◆ Objective ◆
Go through the listing and write out all of it exactly.

# # # # # # #

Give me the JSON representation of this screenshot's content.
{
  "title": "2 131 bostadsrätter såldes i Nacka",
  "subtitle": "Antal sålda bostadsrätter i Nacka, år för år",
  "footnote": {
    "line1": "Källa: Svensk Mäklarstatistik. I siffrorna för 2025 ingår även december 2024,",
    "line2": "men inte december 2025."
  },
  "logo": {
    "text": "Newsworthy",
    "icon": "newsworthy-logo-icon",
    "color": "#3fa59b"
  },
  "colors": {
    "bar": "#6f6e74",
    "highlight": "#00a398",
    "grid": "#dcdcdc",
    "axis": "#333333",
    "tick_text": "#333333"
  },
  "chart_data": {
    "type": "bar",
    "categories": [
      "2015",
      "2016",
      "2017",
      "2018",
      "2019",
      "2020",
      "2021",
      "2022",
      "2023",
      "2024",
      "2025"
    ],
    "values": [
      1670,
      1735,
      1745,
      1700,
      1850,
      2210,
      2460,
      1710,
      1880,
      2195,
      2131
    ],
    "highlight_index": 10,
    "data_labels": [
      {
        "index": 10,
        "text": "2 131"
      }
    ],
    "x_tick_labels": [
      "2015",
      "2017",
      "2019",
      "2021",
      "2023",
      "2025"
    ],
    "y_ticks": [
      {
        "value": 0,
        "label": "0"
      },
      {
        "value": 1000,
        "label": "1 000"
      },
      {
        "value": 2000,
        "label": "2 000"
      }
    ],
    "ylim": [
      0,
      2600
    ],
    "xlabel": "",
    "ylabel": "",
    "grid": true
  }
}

# # # # # # #

◆ Task response ◆
Give me the JSON representation of this screenshot's content.
{
  "title": "2 131 bostadsrätter såldes i Nacka",
  "subtitle": "Antal sålda bostadsrätter i Nacka, år för år",
  "footnote": {
    "line1": "Källa: Svensk Mäklarstatistik. I siffrorna för 2025 ingår även december 2024,",
    "line2": "men inte december 2025."
  },
  "logo": {
    "text": "Newsworthy",
    "icon": "newsworthy-logo-icon",
    "color": "#3fa59b"
  },
  "colors": {
    "bar": "#6f6e74",
    "highlight": "#00a398",
    "grid": "#dcdcdc",
    "axis": "#333333",
    "tick_text": "#333333"
  },
  "chart_data": {
    "type": "bar",
    "categories": [
      "2015",
      "2016",
      "2017",
      "2018",
      "2019",
      "2020",
      "2021",
      "2022",
      "2023",
      "2024",
      "2025"
    ],
    "values": [
      1670,
      1735,
      1745,
      1700,
      1850,
      2210,
      2460,
      1710,
      1880,
      2195,
      2131
    ],
    "highlight_index": 10,
    "data_labels": [
      {
        "index": 10,
        "text": "2 131"
      }
    ],
    "x_tick_labels": [
      "2015",
      "2017",
      "2019",
      "2021",
      "2023",
      "2025"
    ],
    "y_ticks": [
      {
        "value": 0,
        "label": "0"
      },
      {
        "value": 1000,
        "label": "1 000"
      },
      {
        "value": 2000,
        "label": "2 000"
      }
    ],
    "ylim": [
      0,
      2600
    ],
    "xlabel": "",
    "ylabel": "",
    "grid": true
  }
}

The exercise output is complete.